[Data entries]
========================================
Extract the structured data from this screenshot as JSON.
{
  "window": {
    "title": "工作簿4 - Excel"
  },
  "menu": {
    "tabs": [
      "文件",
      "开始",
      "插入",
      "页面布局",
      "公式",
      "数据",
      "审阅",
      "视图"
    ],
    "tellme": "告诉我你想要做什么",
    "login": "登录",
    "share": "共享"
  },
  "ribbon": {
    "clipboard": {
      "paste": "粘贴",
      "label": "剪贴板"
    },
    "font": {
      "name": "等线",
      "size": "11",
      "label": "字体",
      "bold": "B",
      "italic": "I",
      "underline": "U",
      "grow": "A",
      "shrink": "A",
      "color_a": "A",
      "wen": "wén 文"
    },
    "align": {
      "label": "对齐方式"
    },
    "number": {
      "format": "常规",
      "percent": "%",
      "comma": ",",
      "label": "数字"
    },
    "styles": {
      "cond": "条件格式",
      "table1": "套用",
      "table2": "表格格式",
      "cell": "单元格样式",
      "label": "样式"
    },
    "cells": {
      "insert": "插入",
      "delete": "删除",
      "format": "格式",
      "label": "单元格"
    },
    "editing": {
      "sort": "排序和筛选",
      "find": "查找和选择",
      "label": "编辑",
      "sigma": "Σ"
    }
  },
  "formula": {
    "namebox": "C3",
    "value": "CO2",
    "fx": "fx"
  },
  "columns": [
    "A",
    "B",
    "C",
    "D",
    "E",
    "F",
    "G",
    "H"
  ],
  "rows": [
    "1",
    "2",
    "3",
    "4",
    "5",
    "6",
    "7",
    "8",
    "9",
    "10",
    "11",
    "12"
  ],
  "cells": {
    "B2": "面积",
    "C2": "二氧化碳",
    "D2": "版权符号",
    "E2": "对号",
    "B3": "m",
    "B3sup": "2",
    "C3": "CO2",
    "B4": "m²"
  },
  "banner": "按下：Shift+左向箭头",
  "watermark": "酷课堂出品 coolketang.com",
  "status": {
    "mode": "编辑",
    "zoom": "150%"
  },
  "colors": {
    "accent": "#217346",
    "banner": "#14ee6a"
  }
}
========================================
■ Written instruction ■
Repeat the entries exactly, all of them.

■ The response ■
Extract the structured data from this screenshot as JSON.
{
  "window": {
    "title": "工作簿4 - Excel"
  },
  "menu": {
    "tabs": [
      "文件",
      "开始",
      "插入",
      "页面布局",
      "公式",
      "数据",
      "审阅",
      "视图"
    ],
    "tellme": "告诉我你想要做什么",
    "login": "登录",
    "share": "共享"
  },
  "ribbon": {
    "clipboard": {
      "paste": "粘贴",
      "label": "剪贴板"
    },
    "font": {
      "name": "等线",
      "size": "11",
      "label": "字体",
      "bold": "B",
      "italic": "I",
      "underline": "U",
      "grow": "A",
      "shrink": "A",
      "color_a": "A",
      "wen": "wén 文"
    },
    "align": {
      "label": "对齐方式"
    },
    "number": {
      "format": "常规",
      "percent": "%",
      "comma": ",",
      "label": "数字"
    },
    "styles": {
      "cond": "条件格式",
      "table1": "套用",
      "table2": "表格格式",
      "cell": "单元格样式",
      "label": "样式"
    },
    "cells": {
      "insert": "插入",
      "delete": "删除",
      "format": "格式",
      "label": "单元格"
    },
    "editing": {
      "sort": "排序和筛选",
      "find": "查找和选择",
      "label": "编辑",
      "sigma": "Σ"
    }
  },
  "formula": {
    "namebox": "C3",
    "value": "CO2",
    "fx": "fx"
  },
  "columns": [
    "A",
    "B",
    "C",
    "D",
    "E",
    "F",
    "G",
    "H"
  ],
  "rows": [
    "1",
    "2",
    "3",
    "4",
    "5",
    "6",
    "7",
    "8",
    "9",
    "10",
    "11",
    "12"
  ],
  "cells": {
    "B2": "面积",
    "C2": "二氧化碳",
    "D2": "版权符号",
    "E2": "对号",
    "B3": "m",
    "B3sup": "2",
    "C3": "CO2",
    "B4": "m²"
  },
  "banner": "按下：Shift+左向箭头",
  "watermark": "酷课堂出品 coolketang.com",
  "status": {
    "mode": "编辑",
    "zoom": "150%"
  },
  "colors": {
    "accent": "#217346",
    "banner": "#14ee6a"
  }
}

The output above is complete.